* [What is expected]
In how many lines does the string "dossier" appear? Answer with the number only.
***
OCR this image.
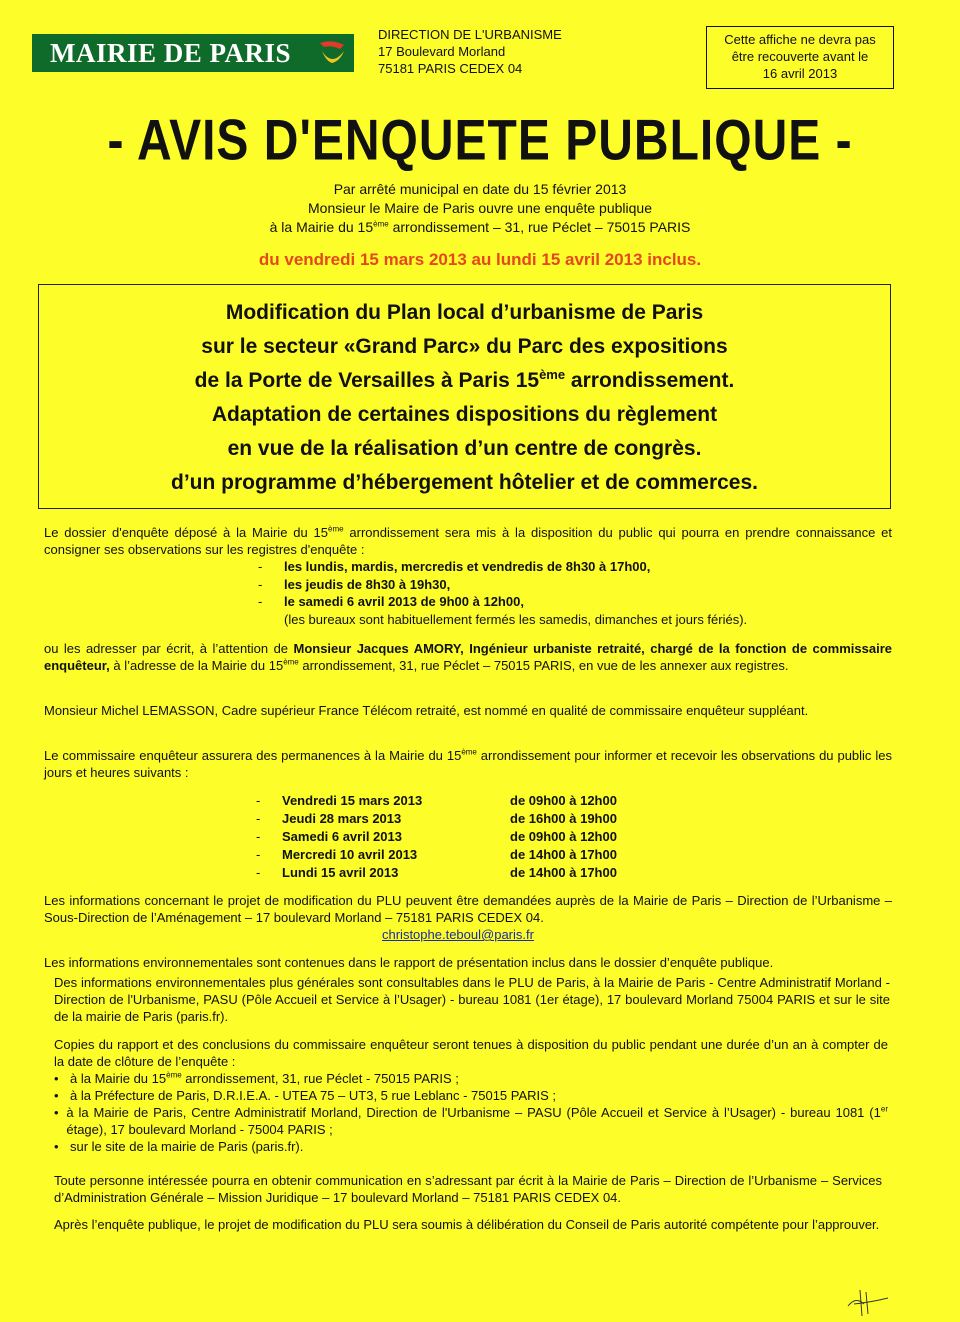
MAIRIE DE PARIS
DIRECTION DE L'URBANISME
17 Boulevard Morland
75181 PARIS CEDEX 04
Cette affiche ne devra pas
être recouverte avant le
16 avril 2013
- AVIS D'ENQUETE PUBLIQUE -
Par arrêté municipal en date du 15 février 2013
Monsieur le Maire de Paris ouvre une enquête publique
à la Mairie du 15ème arrondissement – 31, rue Péclet – 75015 PARIS
du vendredi 15 mars 2013 au lundi 15 avril 2013 inclus.
Modification du Plan local d’urbanisme de Paris
sur le secteur «Grand Parc» du Parc des expositions
de la Porte de Versailles à Paris 15ème arrondissement.
Adaptation de certaines dispositions du règlement
en vue de la réalisation d’un centre de congrès.
d’un programme d’hébergement hôtelier et de commerces.
Le dossier d'enquête déposé à la Mairie du 15ème arrondissement sera mis à la disposition du public qui pourra en prendre connaissance et consigner ses observations sur les registres d'enquête :
-	les lundis, mardis, mercredis et vendredis de 8h30 à 17h00,
-	les jeudis de 8h30 à 19h30,
-	le samedi 6 avril 2013 de 9h00 à 12h00,
(les bureaux sont habituellement fermés les samedis, dimanches et jours fériés).
ou les adresser par écrit, à l’attention de Monsieur Jacques AMORY, Ingénieur urbaniste retraité, chargé de la fonction de commissaire enquêteur, à l’adresse de la Mairie du 15ème arrondissement, 31, rue Péclet – 75015 PARIS, en vue de les annexer aux registres.
Monsieur Michel LEMASSON, Cadre supérieur France Télécom retraité, est nommé en qualité de commissaire enquêteur suppléant.
Le commissaire enquêteur assurera des permanences à la Mairie du 15ème arrondissement pour informer et recevoir les observations du public les jours et heures suivants :
-	Vendredi 15 mars 2013	de 09h00 à 12h00
-	Jeudi 28 mars 2013	de 16h00 à 19h00
-	Samedi 6 avril 2013	de 09h00 à 12h00
-	Mercredi 10 avril 2013	de 14h00 à 17h00
-	Lundi 15 avril 2013	de 14h00 à 17h00
Les informations concernant le projet de modification du PLU peuvent être demandées auprès de la Mairie de Paris – Direction de l’Urbanisme – Sous-Direction de l’Aménagement – 17 boulevard Morland – 75181 PARIS CEDEX 04.
christophe.teboul@paris.fr
Les informations environnementales sont contenues dans le rapport de présentation inclus dans le dossier d’enquête publique.
Des informations environnementales plus générales sont consultables dans le PLU de Paris, à la Mairie de Paris - Centre Administratif Morland - Direction de l'Urbanisme, PASU (Pôle Accueil et Service à l’Usager) - bureau 1081 (1er étage), 17 boulevard Morland 75004 PARIS et sur le site de la mairie de Paris (paris.fr).
Copies du rapport et des conclusions du commissaire enquêteur seront tenues à disposition du public pendant une durée d’un an à compter de la date de clôture de l’enquête :
• à la Mairie du 15ème arrondissement, 31, rue Péclet - 75015 PARIS ;
• à la Préfecture de Paris, D.R.I.E.A. - UTEA 75 – UT3, 5 rue Leblanc - 75015 PARIS ;
• à la Mairie de Paris, Centre Administratif Morland, Direction de l'Urbanisme – PASU (Pôle Accueil et Service à l’Usager) - bureau 1081 (1er étage), 17 boulevard Morland - 75004 PARIS ;
• sur le site de la mairie de Paris (paris.fr).
Toute personne intéressée pourra en obtenir communication en s’adressant par écrit à la Mairie de Paris – Direction de l’Urbanisme – Services d’Administration Générale – Mission Juridique – 17 boulevard Morland – 75181 PARIS CEDEX 04.
Après l’enquête publique, le projet de modification du PLU sera soumis à délibération du Conseil de Paris autorité compétente pour l’approuver.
***
* [Solution to this task]
2